Problem statement: Go through the records underneath and write each one out again exactly.

Raw data:

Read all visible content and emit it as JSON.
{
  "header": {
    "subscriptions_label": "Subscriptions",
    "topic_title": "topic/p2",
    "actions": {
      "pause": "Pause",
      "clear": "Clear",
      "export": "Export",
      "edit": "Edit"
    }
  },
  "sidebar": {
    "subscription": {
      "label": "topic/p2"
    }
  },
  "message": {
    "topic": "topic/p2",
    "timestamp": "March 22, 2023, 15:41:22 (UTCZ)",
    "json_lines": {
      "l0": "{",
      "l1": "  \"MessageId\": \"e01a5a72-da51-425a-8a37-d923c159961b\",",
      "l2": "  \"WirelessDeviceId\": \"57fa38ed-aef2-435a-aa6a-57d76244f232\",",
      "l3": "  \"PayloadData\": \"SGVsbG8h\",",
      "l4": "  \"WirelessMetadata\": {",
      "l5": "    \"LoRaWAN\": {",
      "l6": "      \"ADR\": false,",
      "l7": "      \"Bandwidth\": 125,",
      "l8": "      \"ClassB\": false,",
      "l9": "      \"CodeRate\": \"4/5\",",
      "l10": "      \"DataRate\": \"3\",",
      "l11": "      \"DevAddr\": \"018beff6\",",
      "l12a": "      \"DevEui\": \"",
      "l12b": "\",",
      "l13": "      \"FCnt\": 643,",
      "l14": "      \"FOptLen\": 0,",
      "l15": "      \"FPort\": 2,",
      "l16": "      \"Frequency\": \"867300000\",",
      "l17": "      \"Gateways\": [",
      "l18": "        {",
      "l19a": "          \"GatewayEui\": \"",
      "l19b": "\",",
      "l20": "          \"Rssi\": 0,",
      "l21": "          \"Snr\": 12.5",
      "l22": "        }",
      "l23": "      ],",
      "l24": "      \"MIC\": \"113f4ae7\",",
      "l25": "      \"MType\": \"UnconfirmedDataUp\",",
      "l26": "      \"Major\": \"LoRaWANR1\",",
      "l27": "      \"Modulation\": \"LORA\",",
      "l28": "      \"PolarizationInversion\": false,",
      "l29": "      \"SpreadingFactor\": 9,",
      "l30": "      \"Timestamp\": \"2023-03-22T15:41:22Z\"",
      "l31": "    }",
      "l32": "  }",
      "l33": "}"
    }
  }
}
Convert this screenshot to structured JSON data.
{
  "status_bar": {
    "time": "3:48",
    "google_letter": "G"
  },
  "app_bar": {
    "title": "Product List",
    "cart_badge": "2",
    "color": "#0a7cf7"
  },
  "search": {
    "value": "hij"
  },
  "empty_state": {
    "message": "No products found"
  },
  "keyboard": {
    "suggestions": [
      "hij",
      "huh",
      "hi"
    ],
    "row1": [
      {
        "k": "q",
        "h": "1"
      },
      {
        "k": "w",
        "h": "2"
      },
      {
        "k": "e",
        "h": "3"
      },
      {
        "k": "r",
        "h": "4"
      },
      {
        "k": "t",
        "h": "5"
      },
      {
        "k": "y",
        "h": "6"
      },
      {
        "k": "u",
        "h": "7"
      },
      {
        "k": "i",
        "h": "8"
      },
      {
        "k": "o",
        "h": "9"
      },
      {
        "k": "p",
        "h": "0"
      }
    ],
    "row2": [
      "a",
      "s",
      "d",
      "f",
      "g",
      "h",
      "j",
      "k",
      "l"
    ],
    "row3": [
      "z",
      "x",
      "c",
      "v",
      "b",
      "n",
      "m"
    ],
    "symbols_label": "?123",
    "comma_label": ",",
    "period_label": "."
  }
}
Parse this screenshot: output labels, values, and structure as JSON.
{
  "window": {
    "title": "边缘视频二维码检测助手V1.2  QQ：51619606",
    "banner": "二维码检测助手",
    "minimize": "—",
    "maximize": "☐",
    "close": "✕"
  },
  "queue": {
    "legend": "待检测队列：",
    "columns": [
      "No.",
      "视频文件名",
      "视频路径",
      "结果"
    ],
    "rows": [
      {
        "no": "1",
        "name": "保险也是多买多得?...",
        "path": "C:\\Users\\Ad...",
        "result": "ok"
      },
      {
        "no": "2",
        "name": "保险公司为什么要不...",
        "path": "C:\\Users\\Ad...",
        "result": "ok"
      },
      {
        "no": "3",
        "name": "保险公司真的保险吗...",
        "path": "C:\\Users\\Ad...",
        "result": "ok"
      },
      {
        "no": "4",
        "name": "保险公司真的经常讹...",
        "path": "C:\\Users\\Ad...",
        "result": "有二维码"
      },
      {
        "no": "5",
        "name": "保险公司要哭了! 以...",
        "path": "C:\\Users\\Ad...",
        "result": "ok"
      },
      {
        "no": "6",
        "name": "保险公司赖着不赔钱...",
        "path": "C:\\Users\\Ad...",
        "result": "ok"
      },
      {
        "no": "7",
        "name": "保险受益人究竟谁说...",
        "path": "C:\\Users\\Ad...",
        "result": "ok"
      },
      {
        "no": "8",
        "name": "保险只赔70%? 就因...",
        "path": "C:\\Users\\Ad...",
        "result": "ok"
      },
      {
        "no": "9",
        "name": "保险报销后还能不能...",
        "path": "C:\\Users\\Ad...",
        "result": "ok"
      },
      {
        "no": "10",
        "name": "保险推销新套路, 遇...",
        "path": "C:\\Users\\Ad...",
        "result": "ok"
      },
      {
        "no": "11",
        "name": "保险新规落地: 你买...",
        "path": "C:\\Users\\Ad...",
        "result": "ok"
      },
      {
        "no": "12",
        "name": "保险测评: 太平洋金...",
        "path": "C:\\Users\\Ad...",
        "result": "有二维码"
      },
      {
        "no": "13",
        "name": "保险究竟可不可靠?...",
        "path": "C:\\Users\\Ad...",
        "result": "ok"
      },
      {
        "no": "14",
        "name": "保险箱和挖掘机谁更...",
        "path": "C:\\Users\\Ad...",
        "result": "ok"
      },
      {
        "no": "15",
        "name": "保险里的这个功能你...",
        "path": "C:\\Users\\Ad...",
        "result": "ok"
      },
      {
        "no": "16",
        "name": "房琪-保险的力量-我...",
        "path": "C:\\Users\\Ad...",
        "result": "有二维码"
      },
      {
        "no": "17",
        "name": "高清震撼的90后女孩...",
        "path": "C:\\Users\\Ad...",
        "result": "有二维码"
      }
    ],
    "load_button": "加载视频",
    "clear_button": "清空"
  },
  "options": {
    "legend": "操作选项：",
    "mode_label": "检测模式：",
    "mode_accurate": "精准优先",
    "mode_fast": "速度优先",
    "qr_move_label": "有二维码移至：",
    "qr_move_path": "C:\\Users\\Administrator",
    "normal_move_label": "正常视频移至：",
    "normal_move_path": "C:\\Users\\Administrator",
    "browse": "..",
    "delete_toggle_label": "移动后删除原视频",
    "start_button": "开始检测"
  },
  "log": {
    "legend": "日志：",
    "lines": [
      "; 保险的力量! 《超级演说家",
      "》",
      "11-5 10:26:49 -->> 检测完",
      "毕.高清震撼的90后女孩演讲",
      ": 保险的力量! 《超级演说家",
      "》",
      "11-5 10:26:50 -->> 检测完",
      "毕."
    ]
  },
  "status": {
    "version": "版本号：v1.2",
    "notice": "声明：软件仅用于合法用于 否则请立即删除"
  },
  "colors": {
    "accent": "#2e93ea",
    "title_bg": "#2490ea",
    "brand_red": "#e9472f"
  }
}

Written response:
Read all visible content and emit it as JSON.
{
  "header": {
    "subscriptions_label": "Subscriptions",
    "topic_title": "topic/p2",
    "actions": {
      "pause": "Pause",
      "clear": "Clear",
      "export": "Export",
      "edit": "Edit"
    }
  },
  "sidebar": {
    "subscription": {
      "label": "topic/p2"
    }
  },
  "message": {
    "topic": "topic/p2",
    "timestamp": "March 22, 2023, 15:41:22 (UTCZ)",
    "json_lines": {
      "l0": "{",
      "l1": "  \"MessageId\": \"e01a5a72-da51-425a-8a37-d923c159961b\",",
      "l2": "  \"WirelessDeviceId\": \"57fa38ed-aef2-435a-aa6a-57d76244f232\",",
      "l3": "  \"PayloadData\": \"SGVsbG8h\",",
      "l4": "  \"WirelessMetadata\": {",
      "l5": "    \"LoRaWAN\": {",
      "l6": "      \"ADR\": false,",
      "l7": "      \"Bandwidth\": 125,",
      "l8": "      \"ClassB\": false,",
      "l9": "      \"CodeRate\": \"4/5\",",
      "l10": "      \"DataRate\": \"3\",",
      "l11": "      \"DevAddr\": \"018beff6\",",
      "l12a": "      \"DevEui\": \"",
      "l12b": "\",",
      "l13": "      \"FCnt\": 643,",
      "l14": "      \"FOptLen\": 0,",
      "l15": "      \"FPort\": 2,",
      "l16": "      \"Frequency\": \"867300000\",",
      "l17": "      \"Gateways\": [",
      "l18": "        {",
      "l19a": "          \"GatewayEui\": \"",
      "l19b": "\",",
      "l20": "          \"Rssi\": 0,",
      "l21": "          \"Snr\": 12.5",
      "l22": "        }",
      "l23": "      ],",
      "l24": "      \"MIC\": \"113f4ae7\",",
      "l25": "      \"MType\": \"UnconfirmedDataUp\",",
      "l26": "      \"Major\": \"LoRaWANR1\",",
      "l27": "      \"Modulation\": \"LORA\",",
      "l28": "      \"PolarizationInversion\": false,",
      "l29": "      \"SpreadingFactor\": 9,",
      "l30": "      \"Timestamp\": \"2023-03-22T15:41:22Z\"",
      "l31": "    }",
      "l32": "  }",
      "l33": "}"
    }
  }
}
Convert this screenshot to structured JSON data.
{
  "status_bar": {
    "time": "3:48",
    "google_letter": "G"
  },
  "app_bar": {
    "title": "Product List",
    "cart_badge": "2",
    "color": "#0a7cf7"
  },
  "search": {
    "value": "hij"
  },
  "empty_state": {
    "message": "No products found"
  },
  "keyboard": {
    "suggestions": [
      "hij",
      "huh",
      "hi"
    ],
    "row1": [
      {
        "k": "q",
        "h": "1"
      },
      {
        "k": "w",
        "h": "2"
      },
      {
        "k": "e",
        "h": "3"
      },
      {
        "k": "r",
        "h": "4"
      },
      {
        "k": "t",
        "h": "5"
      },
      {
        "k": "y",
        "h": "6"
      },
      {
        "k": "u",
        "h": "7"
      },
      {
        "k": "i",
        "h": "8"
      },
      {
        "k": "o",
        "h": "9"
      },
      {
        "k": "p",
        "h": "0"
      }
    ],
    "row2": [
      "a",
      "s",
      "d",
      "f",
      "g",
      "h",
      "j",
      "k",
      "l"
    ],
    "row3": [
      "z",
      "x",
      "c",
      "v",
      "b",
      "n",
      "m"
    ],
    "symbols_label": "?123",
    "comma_label": ",",
    "period_label": "."
  }
}
Parse this screenshot: output labels, values, and structure as JSON.
{
  "window": {
    "title": "边缘视频二维码检测助手V1.2  QQ：51619606",
    "banner": "二维码检测助手",
    "minimize": "—",
    "maximize": "☐",
    "close": "✕"
  },
  "queue": {
    "legend": "待检测队列：",
    "columns": [
      "No.",
      "视频文件名",
      "视频路径",
      "结果"
    ],
    "rows": [
      {
        "no": "1",
        "name": "保险也是多买多得?...",
        "path": "C:\\Users\\Ad...",
        "result": "ok"
      },
      {
        "no": "2",
        "name": "保险公司为什么要不...",
        "path": "C:\\Users\\Ad...",
        "result": "ok"
      },
      {
        "no": "3",
        "name": "保险公司真的保险吗...",
        "path": "C:\\Users\\Ad...",
        "result": "ok"
      },
      {
        "no": "4",
        "name": "保险公司真的经常讹...",
        "path": "C:\\Users\\Ad...",
        "result": "有二维码"
      },
      {
        "no": "5",
        "name": "保险公司要哭了! 以...",
        "path": "C:\\Users\\Ad...",
        "result": "ok"
      },
      {
        "no": "6",
        "name": "保险公司赖着不赔钱...",
        "path": "C:\\Users\\Ad...",
        "result": "ok"
      },
      {
        "no": "7",
        "name": "保险受益人究竟谁说...",
        "path": "C:\\Users\\Ad...",
        "result": "ok"
      },
      {
        "no": "8",
        "name": "保险只赔70%? 就因...",
        "path": "C:\\Users\\Ad...",
        "result": "ok"
      },
      {
        "no": "9",
        "name": "保险报销后还能不能...",
        "path": "C:\\Users\\Ad...",
        "result": "ok"
      },
      {
        "no": "10",
        "name": "保险推销新套路, 遇...",
        "path": "C:\\Users\\Ad...",
        "result": "ok"
      },
      {
        "no": "11",
        "name": "保险新规落地: 你买...",
        "path": "C:\\Users\\Ad...",
        "result": "ok"
      },
      {
        "no": "12",
        "name": "保险测评: 太平洋金...",
        "path": "C:\\Users\\Ad...",
        "result": "有二维码"
      },
      {
        "no": "13",
        "name": "保险究竟可不可靠?...",
        "path": "C:\\Users\\Ad...",
        "result": "ok"
      },
      {
        "no": "14",
        "name": "保险箱和挖掘机谁更...",
        "path": "C:\\Users\\Ad...",
        "result": "ok"
      },
      {
        "no": "15",
        "name": "保险里的这个功能你...",
        "path": "C:\\Users\\Ad...",
        "result": "ok"
      },
      {
        "no": "16",
        "name": "房琪-保险的力量-我...",
        "path": "C:\\Users\\Ad...",
        "result": "有二维码"
      },
      {
        "no": "17",
        "name": "高清震撼的90后女孩...",
        "path": "C:\\Users\\Ad...",
        "result": "有二维码"
      }
    ],
    "load_button": "加载视频",
    "clear_button": "清空"
  },
  "options": {
    "legend": "操作选项：",
    "mode_label": "检测模式：",
    "mode_accurate": "精准优先",
    "mode_fast": "速度优先",
    "qr_move_label": "有二维码移至：",
    "qr_move_path": "C:\\Users\\Administrator",
    "normal_move_label": "正常视频移至：",
    "normal_move_path": "C:\\Users\\Administrator",
    "browse": "..",
    "delete_toggle_label": "移动后删除原视频",
    "start_button": "开始检测"
  },
  "log": {
    "legend": "日志：",
    "lines": [
      "; 保险的力量! 《超级演说家",
      "》",
      "11-5 10:26:49 -->> 检测完",
      "毕.高清震撼的90后女孩演讲",
      ": 保险的力量! 《超级演说家",
      "》",
      "11-5 10:26:50 -->> 检测完",
      "毕."
    ]
  },
  "status": {
    "version": "版本号：v1.2",
    "notice": "声明：软件仅用于合法用于 否则请立即删除"
  },
  "colors": {
    "accent": "#2e93ea",
    "title_bg": "#2490ea",
    "brand_red": "#e9472f"
  }
}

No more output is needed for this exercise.